▸ DESCRIPTION OF THE TASK
Print the entries verbatim, leaving out the images they contain.
-------
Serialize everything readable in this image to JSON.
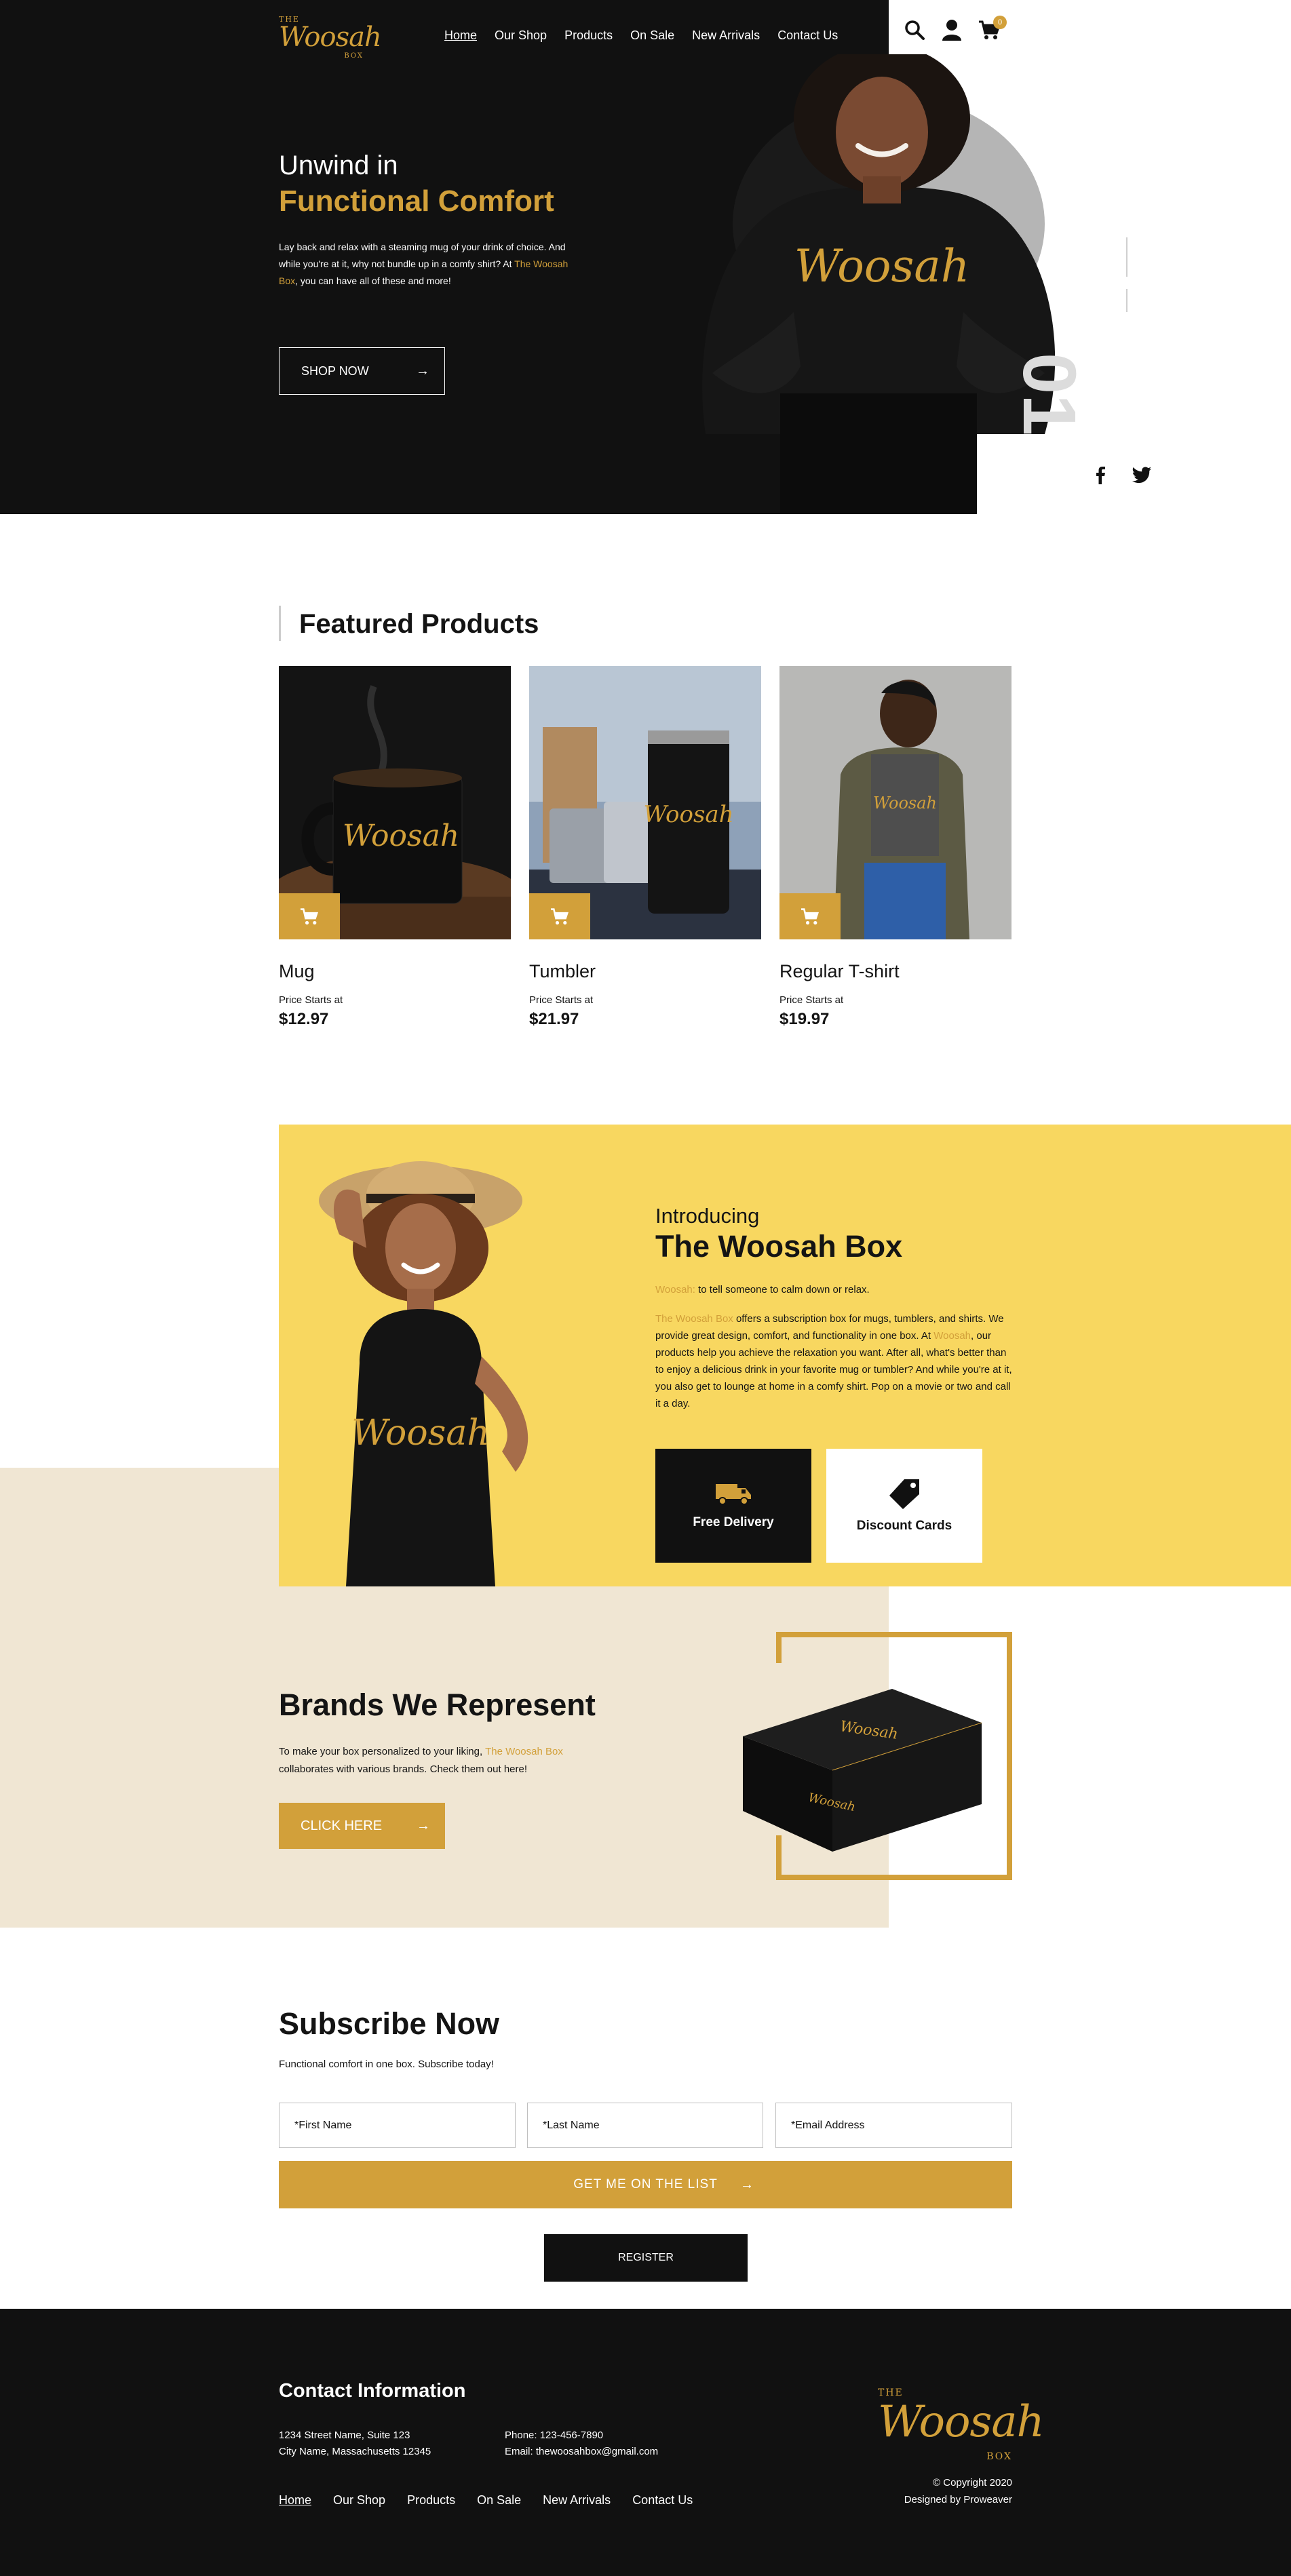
{
  "brand": {
    "logo_the": "THE",
    "logo_word": "Woosah",
    "logo_box": "BOX",
    "accent_color": "#d2a03a",
    "dark_color": "#111111",
    "yellow_color": "#f8d760",
    "beige_color": "#f0e6d3"
  },
  "nav": {
    "items": [
      "Home",
      "Our Shop",
      "Products",
      "On Sale",
      "New Arrivals",
      "Contact Us"
    ],
    "active": "Home"
  },
  "header_icons": {
    "search": "search-icon",
    "account": "user-icon",
    "cart": "cart-icon",
    "cart_count": "0"
  },
  "hero": {
    "title_line1": "Unwind in",
    "title_line2": "Functional Comfort",
    "body_before": "Lay back and relax with a steaming mug of your drink of choice. And while you're at it, why not bundle up in a comfy shirt? At ",
    "body_brand": "The Woosah Box",
    "body_after": ", you can have all of these and more!",
    "button": "SHOP NOW",
    "slide_number": "01",
    "shirt_text": "Woosah",
    "social": [
      "facebook-icon",
      "twitter-icon"
    ]
  },
  "featured": {
    "title": "Featured Products",
    "products": [
      {
        "name": "Mug",
        "starts_label": "Price Starts at",
        "price": "$12.97",
        "print": "Woosah"
      },
      {
        "name": "Tumbler",
        "starts_label": "Price Starts at",
        "price": "$21.97",
        "print": "Woosah"
      },
      {
        "name": "Regular T-shirt",
        "starts_label": "Price Starts at",
        "price": "$19.97",
        "print": "Woosah"
      }
    ]
  },
  "intro": {
    "kicker": "Introducing",
    "title": "The Woosah Box",
    "def_word": "Woosah:",
    "def_text": " to tell someone to calm down or relax.",
    "p_brand": "The Woosah Box",
    "p_part1": " offers a subscription box for mugs, tumblers, and shirts. We provide great design, comfort, and functionality in one box. At ",
    "p_brand2": "Woosah",
    "p_part2": ", our products help you achieve the relaxation you want. After all, what's better than to enjoy a delicious drink in your favorite mug or tumbler? And while you're at it, you also get to lounge at home in a comfy shirt. Pop on a movie or two and call it a day.",
    "tank_text": "Woosah",
    "features": [
      {
        "label": "Free Delivery",
        "icon": "truck-icon"
      },
      {
        "label": "Discount Cards",
        "icon": "tag-icon"
      }
    ]
  },
  "brands": {
    "title": "Brands We Represent",
    "body_before": "To make your box personalized to your liking, ",
    "body_brand": "The Woosah Box",
    "body_after": " collaborates with various brands. Check them out here!",
    "button": "CLICK HERE",
    "box_print": "Woosah"
  },
  "subscribe": {
    "title": "Subscribe Now",
    "subtitle": "Functional comfort in one box. Subscribe today!",
    "first_name_placeholder": "*First Name",
    "last_name_placeholder": "*Last Name",
    "email_placeholder": "*Email Address",
    "list_button": "GET ME ON THE LIST",
    "register_button": "REGISTER"
  },
  "footer": {
    "title": "Contact Information",
    "address_line1": "1234 Street Name, Suite 123",
    "address_line2": "City Name, Massachusetts 12345",
    "phone": "Phone: 123-456-7890",
    "email": "Email: thewoosahbox@gmail.com",
    "nav": [
      "Home",
      "Our Shop",
      "Products",
      "On Sale",
      "New Arrivals",
      "Contact Us"
    ],
    "copyright": "© Copyright 2020",
    "designed_by": "Designed by Proweaver"
  }
}
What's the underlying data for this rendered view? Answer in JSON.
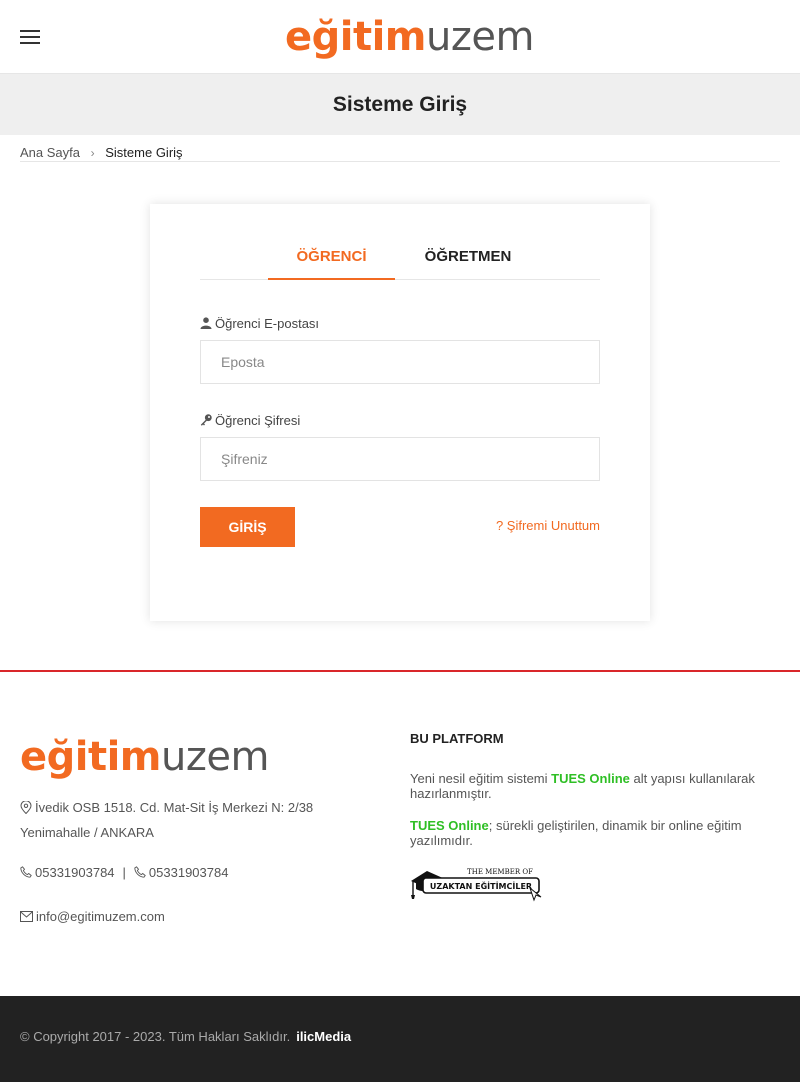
{
  "header": {
    "logo": {
      "part1": "eğitim",
      "part2": "uzem"
    },
    "menu_icon": "hamburger-icon"
  },
  "page_title": "Sisteme Giriş",
  "breadcrumb": {
    "home": "Ana Sayfa",
    "current": "Sisteme Giriş"
  },
  "login": {
    "tabs": [
      "ÖĞRENCİ",
      "ÖĞRETMEN"
    ],
    "active_tab": "ÖĞRENCİ",
    "email_label": "Öğrenci E-postası",
    "email_placeholder": "Eposta",
    "email_value": "",
    "password_label": "Öğrenci Şifresi",
    "password_placeholder": "Şifreniz",
    "password_value": "",
    "submit_label": "GİRİŞ",
    "forgot_label": "? Şifremi Unuttum"
  },
  "footer": {
    "logo": {
      "part1": "eğitim",
      "part2": "uzem"
    },
    "address": "İvedik OSB 1518. Cd. Mat-Sit İş Merkezi N: 2/38 Yenimahalle / ANKARA",
    "phone1": "05331903784",
    "phone_divider": "|",
    "phone2": "05331903784",
    "email": "info@egitimuzem.com",
    "platform_title": "BU PLATFORM",
    "platform_line1_pre": "Yeni nesil eğitim sistemi ",
    "platform_line1_brand": "TUES Online",
    "platform_line1_post": " alt yapısı kullanılarak hazırlanmıştır.",
    "platform_line2_brand": "TUES Online",
    "platform_line2_post": "; sürekli geliştirilen, dinamik bir online eğitim yazılımıdır.",
    "member_badge": {
      "top": "THE MEMBER OF",
      "bottom": "UZAKTAN EĞİTİMCİLER"
    }
  },
  "bottom_bar": {
    "copyright": "© Copyright 2017 - 2023. Tüm Hakları Saklıdır.",
    "brand": "ilicMedia"
  },
  "colors": {
    "accent": "#f26a21",
    "footer_divider": "#d9262a",
    "highlight_green": "#2fbf25",
    "bottom_bar": "#222222"
  }
}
-------
▸ SOLUTION FOR THIS EXERCISE
Serialize everything readable in this image to JSON.
{
  "brand": {
    "logo_the": "THE",
    "logo_word": "Woosah",
    "logo_box": "BOX",
    "accent_color": "#d2a03a",
    "dark_color": "#111111",
    "yellow_color": "#f8d760",
    "beige_color": "#f0e6d3"
  },
  "nav": {
    "items": [
      "Home",
      "Our Shop",
      "Products",
      "On Sale",
      "New Arrivals",
      "Contact Us"
    ],
    "active": "Home"
  },
  "header_icons": {
    "search": "search-icon",
    "account": "user-icon",
    "cart": "cart-icon",
    "cart_count": "0"
  },
  "hero": {
    "title_line1": "Unwind in",
    "title_line2": "Functional Comfort",
    "body_before": "Lay back and relax with a steaming mug of your drink of choice. And while you're at it, why not bundle up in a comfy shirt? At ",
    "body_brand": "The Woosah Box",
    "body_after": ", you can have all of these and more!",
    "button": "SHOP NOW",
    "slide_number": "01",
    "shirt_text": "Woosah",
    "social": [
      "facebook-icon",
      "twitter-icon"
    ]
  },
  "featured": {
    "title": "Featured Products",
    "products": [
      {
        "name": "Mug",
        "starts_label": "Price Starts at",
        "price": "$12.97",
        "print": "Woosah"
      },
      {
        "name": "Tumbler",
        "starts_label": "Price Starts at",
        "price": "$21.97",
        "print": "Woosah"
      },
      {
        "name": "Regular T-shirt",
        "starts_label": "Price Starts at",
        "price": "$19.97",
        "print": "Woosah"
      }
    ]
  },
  "intro": {
    "kicker": "Introducing",
    "title": "The Woosah Box",
    "def_word": "Woosah:",
    "def_text": " to tell someone to calm down or relax.",
    "p_brand": "The Woosah Box",
    "p_part1": " offers a subscription box for mugs, tumblers, and shirts. We provide great design, comfort, and functionality in one box. At ",
    "p_brand2": "Woosah",
    "p_part2": ", our products help you achieve the relaxation you want. After all, what's better than to enjoy a delicious drink in your favorite mug or tumbler? And while you're at it, you also get to lounge at home in a comfy shirt. Pop on a movie or two and call it a day.",
    "tank_text": "Woosah",
    "features": [
      {
        "label": "Free Delivery",
        "icon": "truck-icon"
      },
      {
        "label": "Discount Cards",
        "icon": "tag-icon"
      }
    ]
  },
  "brands": {
    "title": "Brands We Represent",
    "body_before": "To make your box personalized to your liking, ",
    "body_brand": "The Woosah Box",
    "body_after": " collaborates with various brands. Check them out here!",
    "button": "CLICK HERE",
    "box_print": "Woosah"
  },
  "subscribe": {
    "title": "Subscribe Now",
    "subtitle": "Functional comfort in one box. Subscribe today!",
    "first_name_placeholder": "*First Name",
    "last_name_placeholder": "*Last Name",
    "email_placeholder": "*Email Address",
    "list_button": "GET ME ON THE LIST",
    "register_button": "REGISTER"
  },
  "footer": {
    "title": "Contact Information",
    "address_line1": "1234 Street Name, Suite 123",
    "address_line2": "City Name, Massachusetts 12345",
    "phone": "Phone: 123-456-7890",
    "email": "Email: thewoosahbox@gmail.com",
    "nav": [
      "Home",
      "Our Shop",
      "Products",
      "On Sale",
      "New Arrivals",
      "Contact Us"
    ],
    "copyright": "© Copyright 2020",
    "designed_by": "Designed by Proweaver"
  }
}
What's the underlying data for this rendered view? Answer in JSON.
{
  "header": {
    "logo": {
      "part1": "eğitim",
      "part2": "uzem"
    },
    "menu_icon": "hamburger-icon"
  },
  "page_title": "Sisteme Giriş",
  "breadcrumb": {
    "home": "Ana Sayfa",
    "current": "Sisteme Giriş"
  },
  "login": {
    "tabs": [
      "ÖĞRENCİ",
      "ÖĞRETMEN"
    ],
    "active_tab": "ÖĞRENCİ",
    "email_label": "Öğrenci E-postası",
    "email_placeholder": "Eposta",
    "email_value": "",
    "password_label": "Öğrenci Şifresi",
    "password_placeholder": "Şifreniz",
    "password_value": "",
    "submit_label": "GİRİŞ",
    "forgot_label": "? Şifremi Unuttum"
  },
  "footer": {
    "logo": {
      "part1": "eğitim",
      "part2": "uzem"
    },
    "address": "İvedik OSB 1518. Cd. Mat-Sit İş Merkezi N: 2/38 Yenimahalle / ANKARA",
    "phone1": "05331903784",
    "phone_divider": "|",
    "phone2": "05331903784",
    "email": "info@egitimuzem.com",
    "platform_title": "BU PLATFORM",
    "platform_line1_pre": "Yeni nesil eğitim sistemi ",
    "platform_line1_brand": "TUES Online",
    "platform_line1_post": " alt yapısı kullanılarak hazırlanmıştır.",
    "platform_line2_brand": "TUES Online",
    "platform_line2_post": "; sürekli geliştirilen, dinamik bir online eğitim yazılımıdır.",
    "member_badge": {
      "top": "THE MEMBER OF",
      "bottom": "UZAKTAN EĞİTİMCİLER"
    }
  },
  "bottom_bar": {
    "copyright": "© Copyright 2017 - 2023. Tüm Hakları Saklıdır.",
    "brand": "ilicMedia"
  },
  "colors": {
    "accent": "#f26a21",
    "footer_divider": "#d9262a",
    "highlight_green": "#2fbf25",
    "bottom_bar": "#222222"
  }
}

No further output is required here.